• [To do] Examine each line of the data. Copy those that contain the string "天长地久".

• [Given records]
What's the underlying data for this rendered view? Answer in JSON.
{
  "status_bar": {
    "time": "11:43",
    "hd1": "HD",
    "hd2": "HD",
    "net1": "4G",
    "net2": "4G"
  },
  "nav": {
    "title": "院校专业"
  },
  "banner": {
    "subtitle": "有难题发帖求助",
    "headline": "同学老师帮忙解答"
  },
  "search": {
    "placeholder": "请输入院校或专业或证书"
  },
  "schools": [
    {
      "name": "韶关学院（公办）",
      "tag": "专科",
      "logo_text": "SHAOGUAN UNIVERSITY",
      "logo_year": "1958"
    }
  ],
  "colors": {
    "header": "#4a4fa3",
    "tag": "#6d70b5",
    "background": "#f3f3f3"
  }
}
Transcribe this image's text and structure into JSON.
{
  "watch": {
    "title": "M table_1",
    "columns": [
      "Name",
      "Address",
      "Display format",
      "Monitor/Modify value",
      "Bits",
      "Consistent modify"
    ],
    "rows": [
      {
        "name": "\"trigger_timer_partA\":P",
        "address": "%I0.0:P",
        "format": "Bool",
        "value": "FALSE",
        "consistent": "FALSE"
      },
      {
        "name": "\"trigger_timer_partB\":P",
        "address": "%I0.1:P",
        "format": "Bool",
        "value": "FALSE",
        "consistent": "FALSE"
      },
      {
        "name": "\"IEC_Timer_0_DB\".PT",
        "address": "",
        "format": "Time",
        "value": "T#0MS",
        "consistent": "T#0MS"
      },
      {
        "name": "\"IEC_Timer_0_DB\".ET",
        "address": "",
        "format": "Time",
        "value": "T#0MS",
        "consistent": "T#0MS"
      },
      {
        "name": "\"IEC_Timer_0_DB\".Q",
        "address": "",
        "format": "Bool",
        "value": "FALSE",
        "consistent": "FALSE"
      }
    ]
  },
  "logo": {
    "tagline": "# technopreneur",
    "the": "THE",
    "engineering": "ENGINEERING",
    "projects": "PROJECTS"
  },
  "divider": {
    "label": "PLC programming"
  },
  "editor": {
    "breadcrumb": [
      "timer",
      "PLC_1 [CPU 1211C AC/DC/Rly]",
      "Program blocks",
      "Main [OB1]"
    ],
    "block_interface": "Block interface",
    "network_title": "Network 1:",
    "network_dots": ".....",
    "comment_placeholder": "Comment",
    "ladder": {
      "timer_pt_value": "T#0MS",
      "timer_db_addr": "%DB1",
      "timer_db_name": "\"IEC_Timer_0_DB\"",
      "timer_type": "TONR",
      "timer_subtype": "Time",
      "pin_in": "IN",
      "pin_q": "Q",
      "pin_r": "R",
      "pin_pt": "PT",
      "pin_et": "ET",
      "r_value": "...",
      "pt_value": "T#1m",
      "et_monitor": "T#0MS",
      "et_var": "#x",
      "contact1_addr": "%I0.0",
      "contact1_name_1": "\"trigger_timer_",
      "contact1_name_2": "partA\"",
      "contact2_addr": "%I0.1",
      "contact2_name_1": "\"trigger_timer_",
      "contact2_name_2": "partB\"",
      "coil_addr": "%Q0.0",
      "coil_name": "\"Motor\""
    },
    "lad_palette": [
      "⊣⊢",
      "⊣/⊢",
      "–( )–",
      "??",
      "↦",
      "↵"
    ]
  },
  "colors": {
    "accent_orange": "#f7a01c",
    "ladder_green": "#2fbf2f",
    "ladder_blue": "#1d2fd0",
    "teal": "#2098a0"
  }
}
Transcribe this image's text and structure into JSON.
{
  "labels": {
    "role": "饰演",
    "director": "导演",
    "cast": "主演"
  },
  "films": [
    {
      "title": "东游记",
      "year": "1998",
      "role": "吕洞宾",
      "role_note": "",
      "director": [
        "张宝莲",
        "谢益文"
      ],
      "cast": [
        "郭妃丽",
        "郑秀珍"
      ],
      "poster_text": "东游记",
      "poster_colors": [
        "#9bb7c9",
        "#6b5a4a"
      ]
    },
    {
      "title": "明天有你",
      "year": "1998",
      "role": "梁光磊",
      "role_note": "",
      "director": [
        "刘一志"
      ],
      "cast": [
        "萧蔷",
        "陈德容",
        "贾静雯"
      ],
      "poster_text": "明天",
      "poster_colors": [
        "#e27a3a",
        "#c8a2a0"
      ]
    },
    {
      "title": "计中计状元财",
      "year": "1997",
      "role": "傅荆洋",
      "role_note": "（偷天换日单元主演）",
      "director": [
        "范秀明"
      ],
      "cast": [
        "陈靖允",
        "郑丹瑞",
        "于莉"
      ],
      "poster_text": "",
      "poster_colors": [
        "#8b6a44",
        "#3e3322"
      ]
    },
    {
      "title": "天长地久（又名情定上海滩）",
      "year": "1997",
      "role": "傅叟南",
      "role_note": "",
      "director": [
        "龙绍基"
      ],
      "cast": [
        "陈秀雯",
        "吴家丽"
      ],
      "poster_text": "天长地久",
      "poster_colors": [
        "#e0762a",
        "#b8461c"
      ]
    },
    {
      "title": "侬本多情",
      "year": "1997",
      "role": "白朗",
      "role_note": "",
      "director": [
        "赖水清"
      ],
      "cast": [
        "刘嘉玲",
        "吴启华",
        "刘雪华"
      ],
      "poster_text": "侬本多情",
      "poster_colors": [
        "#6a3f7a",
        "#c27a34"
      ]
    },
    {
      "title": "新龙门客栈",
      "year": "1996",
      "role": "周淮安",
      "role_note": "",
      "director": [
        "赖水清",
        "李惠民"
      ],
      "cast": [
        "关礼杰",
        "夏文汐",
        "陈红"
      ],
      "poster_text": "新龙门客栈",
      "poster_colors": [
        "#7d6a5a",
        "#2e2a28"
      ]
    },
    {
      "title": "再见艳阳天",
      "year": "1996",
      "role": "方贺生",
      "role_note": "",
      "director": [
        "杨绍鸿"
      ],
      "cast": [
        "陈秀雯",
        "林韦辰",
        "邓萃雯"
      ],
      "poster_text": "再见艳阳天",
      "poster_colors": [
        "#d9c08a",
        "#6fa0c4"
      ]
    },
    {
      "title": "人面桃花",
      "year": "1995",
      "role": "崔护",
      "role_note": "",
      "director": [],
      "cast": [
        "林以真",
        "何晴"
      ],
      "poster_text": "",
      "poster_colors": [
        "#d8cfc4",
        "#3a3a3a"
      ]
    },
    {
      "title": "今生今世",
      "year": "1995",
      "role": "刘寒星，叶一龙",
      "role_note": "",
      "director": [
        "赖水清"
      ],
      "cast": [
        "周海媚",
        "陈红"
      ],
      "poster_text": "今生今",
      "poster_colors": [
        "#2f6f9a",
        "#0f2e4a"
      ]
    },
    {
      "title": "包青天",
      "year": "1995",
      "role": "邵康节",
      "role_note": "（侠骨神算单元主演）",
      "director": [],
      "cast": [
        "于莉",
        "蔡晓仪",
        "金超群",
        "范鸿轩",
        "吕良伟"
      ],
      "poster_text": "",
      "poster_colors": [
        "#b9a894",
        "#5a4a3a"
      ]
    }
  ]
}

• [Problem solution]
      "title": "天长地久（又名情定上海滩）",
      "poster_text": "天长地久",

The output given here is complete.